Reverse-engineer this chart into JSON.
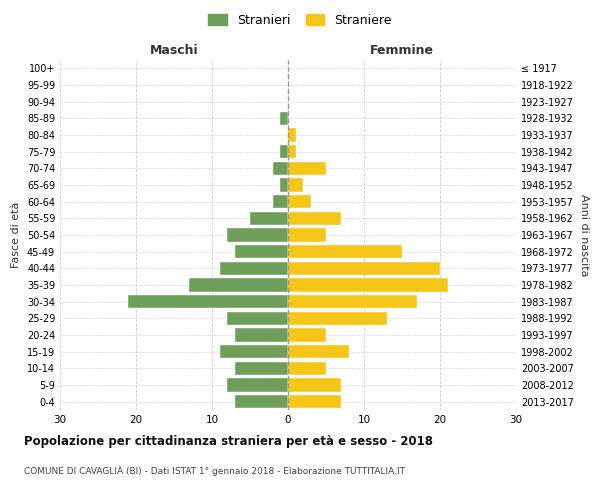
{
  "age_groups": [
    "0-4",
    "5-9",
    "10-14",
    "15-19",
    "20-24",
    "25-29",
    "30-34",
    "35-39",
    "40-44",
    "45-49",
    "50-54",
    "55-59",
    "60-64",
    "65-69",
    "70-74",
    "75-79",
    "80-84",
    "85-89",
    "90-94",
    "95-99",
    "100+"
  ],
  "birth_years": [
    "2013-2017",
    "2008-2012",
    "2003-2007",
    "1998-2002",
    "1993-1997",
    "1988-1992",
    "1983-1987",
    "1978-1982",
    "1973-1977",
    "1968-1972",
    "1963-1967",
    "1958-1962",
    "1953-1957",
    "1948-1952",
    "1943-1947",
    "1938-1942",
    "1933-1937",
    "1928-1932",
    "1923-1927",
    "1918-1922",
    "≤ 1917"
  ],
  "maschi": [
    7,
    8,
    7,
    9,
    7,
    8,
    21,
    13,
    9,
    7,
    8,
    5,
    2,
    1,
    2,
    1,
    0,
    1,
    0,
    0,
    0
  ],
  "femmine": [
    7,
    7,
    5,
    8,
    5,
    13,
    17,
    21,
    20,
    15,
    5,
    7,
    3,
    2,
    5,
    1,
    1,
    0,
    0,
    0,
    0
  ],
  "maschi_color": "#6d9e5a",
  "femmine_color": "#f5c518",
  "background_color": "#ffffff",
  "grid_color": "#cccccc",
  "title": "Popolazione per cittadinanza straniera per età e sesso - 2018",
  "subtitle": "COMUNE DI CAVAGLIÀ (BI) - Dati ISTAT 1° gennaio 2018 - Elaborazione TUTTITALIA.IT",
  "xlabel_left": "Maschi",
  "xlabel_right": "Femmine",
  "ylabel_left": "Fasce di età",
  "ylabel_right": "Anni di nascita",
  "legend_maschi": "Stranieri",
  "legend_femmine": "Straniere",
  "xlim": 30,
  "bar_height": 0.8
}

● GIVEN EXERCISE
Output every entry exactly as given; pictures are not part of the copy.

● RESULT
Reverse-engineer this chart into JSON.
{
  "age_groups": [
    "0-4",
    "5-9",
    "10-14",
    "15-19",
    "20-24",
    "25-29",
    "30-34",
    "35-39",
    "40-44",
    "45-49",
    "50-54",
    "55-59",
    "60-64",
    "65-69",
    "70-74",
    "75-79",
    "80-84",
    "85-89",
    "90-94",
    "95-99",
    "100+"
  ],
  "birth_years": [
    "2013-2017",
    "2008-2012",
    "2003-2007",
    "1998-2002",
    "1993-1997",
    "1988-1992",
    "1983-1987",
    "1978-1982",
    "1973-1977",
    "1968-1972",
    "1963-1967",
    "1958-1962",
    "1953-1957",
    "1948-1952",
    "1943-1947",
    "1938-1942",
    "1933-1937",
    "1928-1932",
    "1923-1927",
    "1918-1922",
    "≤ 1917"
  ],
  "maschi": [
    7,
    8,
    7,
    9,
    7,
    8,
    21,
    13,
    9,
    7,
    8,
    5,
    2,
    1,
    2,
    1,
    0,
    1,
    0,
    0,
    0
  ],
  "femmine": [
    7,
    7,
    5,
    8,
    5,
    13,
    17,
    21,
    20,
    15,
    5,
    7,
    3,
    2,
    5,
    1,
    1,
    0,
    0,
    0,
    0
  ],
  "maschi_color": "#6d9e5a",
  "femmine_color": "#f5c518",
  "background_color": "#ffffff",
  "grid_color": "#cccccc",
  "title": "Popolazione per cittadinanza straniera per età e sesso - 2018",
  "subtitle": "COMUNE DI CAVAGLIÀ (BI) - Dati ISTAT 1° gennaio 2018 - Elaborazione TUTTITALIA.IT",
  "xlabel_left": "Maschi",
  "xlabel_right": "Femmine",
  "ylabel_left": "Fasce di età",
  "ylabel_right": "Anni di nascita",
  "legend_maschi": "Stranieri",
  "legend_femmine": "Straniere",
  "xlim": 30,
  "bar_height": 0.8
}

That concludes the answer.